Listing:

--------

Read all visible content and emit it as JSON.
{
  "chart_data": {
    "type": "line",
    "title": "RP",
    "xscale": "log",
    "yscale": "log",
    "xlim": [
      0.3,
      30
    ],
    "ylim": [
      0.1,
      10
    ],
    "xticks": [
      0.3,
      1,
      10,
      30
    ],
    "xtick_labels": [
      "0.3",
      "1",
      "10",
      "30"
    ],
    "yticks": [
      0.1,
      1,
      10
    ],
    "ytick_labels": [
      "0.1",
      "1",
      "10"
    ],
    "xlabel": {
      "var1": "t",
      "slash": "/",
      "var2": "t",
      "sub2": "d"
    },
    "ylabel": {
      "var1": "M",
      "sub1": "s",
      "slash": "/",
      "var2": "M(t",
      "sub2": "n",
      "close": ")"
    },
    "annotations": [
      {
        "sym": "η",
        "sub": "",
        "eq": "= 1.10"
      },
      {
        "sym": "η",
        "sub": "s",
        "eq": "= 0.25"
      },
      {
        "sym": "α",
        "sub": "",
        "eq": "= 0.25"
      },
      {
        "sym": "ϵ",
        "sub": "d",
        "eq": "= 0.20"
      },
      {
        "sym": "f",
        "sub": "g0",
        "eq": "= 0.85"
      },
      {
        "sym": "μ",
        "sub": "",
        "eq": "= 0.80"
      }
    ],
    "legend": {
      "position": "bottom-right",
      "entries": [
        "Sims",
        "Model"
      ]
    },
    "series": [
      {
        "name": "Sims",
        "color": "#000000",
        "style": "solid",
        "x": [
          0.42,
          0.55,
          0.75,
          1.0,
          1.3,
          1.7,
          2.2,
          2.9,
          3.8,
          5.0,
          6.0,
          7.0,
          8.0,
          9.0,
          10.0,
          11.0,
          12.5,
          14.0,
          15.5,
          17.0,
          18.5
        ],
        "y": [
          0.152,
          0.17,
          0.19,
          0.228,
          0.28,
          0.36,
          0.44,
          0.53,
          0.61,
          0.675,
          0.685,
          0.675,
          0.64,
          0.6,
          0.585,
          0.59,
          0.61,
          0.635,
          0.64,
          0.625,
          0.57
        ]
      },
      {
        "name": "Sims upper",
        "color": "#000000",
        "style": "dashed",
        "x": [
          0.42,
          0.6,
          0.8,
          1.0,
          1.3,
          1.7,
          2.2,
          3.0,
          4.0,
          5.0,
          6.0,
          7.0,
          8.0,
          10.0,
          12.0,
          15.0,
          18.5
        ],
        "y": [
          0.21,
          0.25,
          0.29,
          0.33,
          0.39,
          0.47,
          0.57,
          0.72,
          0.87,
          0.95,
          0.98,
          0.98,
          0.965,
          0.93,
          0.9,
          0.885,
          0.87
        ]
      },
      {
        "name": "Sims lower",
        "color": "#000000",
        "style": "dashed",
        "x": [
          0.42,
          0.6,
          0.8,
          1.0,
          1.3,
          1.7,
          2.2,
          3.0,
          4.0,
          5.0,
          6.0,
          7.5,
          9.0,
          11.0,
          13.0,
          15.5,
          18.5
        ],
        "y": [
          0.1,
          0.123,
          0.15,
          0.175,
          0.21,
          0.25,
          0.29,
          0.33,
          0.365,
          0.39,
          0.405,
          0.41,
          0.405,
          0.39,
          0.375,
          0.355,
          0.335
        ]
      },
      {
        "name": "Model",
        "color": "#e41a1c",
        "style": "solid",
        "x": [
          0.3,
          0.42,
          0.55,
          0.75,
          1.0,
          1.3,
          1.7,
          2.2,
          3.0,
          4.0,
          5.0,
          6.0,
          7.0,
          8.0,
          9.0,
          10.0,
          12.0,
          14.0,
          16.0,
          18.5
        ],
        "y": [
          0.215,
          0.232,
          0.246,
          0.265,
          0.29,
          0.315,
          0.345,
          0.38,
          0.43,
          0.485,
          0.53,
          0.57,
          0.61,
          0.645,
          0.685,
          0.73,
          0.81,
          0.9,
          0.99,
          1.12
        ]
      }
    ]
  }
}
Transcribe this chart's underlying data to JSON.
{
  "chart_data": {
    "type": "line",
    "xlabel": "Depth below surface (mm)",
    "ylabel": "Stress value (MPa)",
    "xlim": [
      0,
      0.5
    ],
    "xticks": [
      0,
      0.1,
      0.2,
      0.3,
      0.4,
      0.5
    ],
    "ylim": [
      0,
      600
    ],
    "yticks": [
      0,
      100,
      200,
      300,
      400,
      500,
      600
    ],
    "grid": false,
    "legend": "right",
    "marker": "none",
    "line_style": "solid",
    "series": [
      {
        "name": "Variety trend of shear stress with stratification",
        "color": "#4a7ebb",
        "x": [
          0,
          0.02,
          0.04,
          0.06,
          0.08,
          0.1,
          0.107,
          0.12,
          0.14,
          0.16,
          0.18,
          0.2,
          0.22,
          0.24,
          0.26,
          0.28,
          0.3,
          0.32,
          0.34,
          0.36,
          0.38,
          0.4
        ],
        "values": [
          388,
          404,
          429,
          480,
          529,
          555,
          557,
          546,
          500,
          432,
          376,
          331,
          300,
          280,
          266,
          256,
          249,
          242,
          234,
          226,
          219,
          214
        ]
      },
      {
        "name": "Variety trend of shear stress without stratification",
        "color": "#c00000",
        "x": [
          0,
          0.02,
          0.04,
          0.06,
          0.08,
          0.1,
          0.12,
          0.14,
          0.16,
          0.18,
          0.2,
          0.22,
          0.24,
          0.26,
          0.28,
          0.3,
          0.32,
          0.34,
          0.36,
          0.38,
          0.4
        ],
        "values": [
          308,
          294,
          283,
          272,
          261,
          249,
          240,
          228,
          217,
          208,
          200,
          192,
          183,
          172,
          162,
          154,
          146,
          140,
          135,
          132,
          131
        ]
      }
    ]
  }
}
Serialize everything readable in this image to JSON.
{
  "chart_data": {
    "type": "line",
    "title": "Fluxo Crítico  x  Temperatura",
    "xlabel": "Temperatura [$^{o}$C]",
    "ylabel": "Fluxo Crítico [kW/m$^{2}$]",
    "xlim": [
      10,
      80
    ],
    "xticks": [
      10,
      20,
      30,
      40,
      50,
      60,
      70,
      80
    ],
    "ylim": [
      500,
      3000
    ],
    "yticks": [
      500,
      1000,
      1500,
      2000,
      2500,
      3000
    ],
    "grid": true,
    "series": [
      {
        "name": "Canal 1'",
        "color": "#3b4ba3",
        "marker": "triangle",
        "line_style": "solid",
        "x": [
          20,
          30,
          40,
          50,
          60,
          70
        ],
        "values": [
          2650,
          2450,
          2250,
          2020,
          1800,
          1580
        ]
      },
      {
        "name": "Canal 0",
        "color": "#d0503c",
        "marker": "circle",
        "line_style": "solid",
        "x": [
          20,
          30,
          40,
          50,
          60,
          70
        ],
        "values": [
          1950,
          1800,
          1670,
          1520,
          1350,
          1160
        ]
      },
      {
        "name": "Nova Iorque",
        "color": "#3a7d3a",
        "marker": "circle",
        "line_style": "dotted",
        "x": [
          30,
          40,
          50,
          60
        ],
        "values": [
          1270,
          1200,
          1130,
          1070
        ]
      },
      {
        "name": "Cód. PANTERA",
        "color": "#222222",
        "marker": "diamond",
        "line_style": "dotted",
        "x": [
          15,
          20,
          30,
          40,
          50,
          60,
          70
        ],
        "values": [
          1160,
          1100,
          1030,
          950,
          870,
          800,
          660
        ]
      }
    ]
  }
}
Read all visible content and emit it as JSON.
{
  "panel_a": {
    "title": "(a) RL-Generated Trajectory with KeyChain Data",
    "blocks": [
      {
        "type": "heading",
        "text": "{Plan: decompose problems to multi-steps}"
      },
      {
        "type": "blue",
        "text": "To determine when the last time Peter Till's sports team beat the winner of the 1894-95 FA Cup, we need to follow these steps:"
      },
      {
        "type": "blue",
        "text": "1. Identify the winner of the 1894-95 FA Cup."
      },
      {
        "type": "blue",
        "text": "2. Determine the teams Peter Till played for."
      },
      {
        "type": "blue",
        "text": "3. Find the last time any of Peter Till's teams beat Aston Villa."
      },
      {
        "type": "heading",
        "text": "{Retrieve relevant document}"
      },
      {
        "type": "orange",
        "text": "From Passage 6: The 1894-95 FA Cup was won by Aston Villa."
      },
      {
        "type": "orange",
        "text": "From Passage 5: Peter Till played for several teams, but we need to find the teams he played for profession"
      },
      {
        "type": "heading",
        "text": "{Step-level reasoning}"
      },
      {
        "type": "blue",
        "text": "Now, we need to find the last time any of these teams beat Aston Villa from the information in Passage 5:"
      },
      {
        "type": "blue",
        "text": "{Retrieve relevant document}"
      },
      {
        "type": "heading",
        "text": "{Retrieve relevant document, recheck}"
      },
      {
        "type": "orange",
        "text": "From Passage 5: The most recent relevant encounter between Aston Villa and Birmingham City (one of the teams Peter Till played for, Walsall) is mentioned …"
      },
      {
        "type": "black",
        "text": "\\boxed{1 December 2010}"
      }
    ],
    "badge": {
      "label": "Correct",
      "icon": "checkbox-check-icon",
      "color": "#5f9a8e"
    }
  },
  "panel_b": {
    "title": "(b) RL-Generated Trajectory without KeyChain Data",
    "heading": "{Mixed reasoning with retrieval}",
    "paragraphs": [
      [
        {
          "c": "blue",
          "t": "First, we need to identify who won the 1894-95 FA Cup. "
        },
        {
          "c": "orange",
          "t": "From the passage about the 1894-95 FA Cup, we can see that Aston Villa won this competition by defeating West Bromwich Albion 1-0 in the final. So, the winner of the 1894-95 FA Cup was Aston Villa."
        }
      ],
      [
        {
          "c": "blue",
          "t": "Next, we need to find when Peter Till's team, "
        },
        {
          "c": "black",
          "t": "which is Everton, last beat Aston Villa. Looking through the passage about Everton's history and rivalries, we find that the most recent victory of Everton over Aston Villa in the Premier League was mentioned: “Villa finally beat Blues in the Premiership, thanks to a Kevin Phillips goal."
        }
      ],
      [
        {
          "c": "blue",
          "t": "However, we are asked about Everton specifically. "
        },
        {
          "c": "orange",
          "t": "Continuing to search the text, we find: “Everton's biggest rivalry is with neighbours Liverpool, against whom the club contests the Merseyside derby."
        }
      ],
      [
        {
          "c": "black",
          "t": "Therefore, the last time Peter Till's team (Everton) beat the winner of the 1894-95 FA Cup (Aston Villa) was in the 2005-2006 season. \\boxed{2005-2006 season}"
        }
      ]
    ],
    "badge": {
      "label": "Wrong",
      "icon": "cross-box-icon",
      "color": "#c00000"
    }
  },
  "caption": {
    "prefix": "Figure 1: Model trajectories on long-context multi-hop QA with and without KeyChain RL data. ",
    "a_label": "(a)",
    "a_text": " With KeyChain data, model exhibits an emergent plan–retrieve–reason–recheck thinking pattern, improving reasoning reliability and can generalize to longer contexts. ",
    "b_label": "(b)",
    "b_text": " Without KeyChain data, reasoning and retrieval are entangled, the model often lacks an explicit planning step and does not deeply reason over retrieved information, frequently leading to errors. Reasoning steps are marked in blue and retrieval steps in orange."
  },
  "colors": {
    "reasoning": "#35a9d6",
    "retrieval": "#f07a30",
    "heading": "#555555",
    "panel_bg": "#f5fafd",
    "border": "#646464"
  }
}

--------

Copy every line above that holds the word "ylabel".

    "ylabel": {
    "ylabel": "Stress value (MPa)",
    "ylabel": "Fluxo Crítico [kW/m$^{2}$]",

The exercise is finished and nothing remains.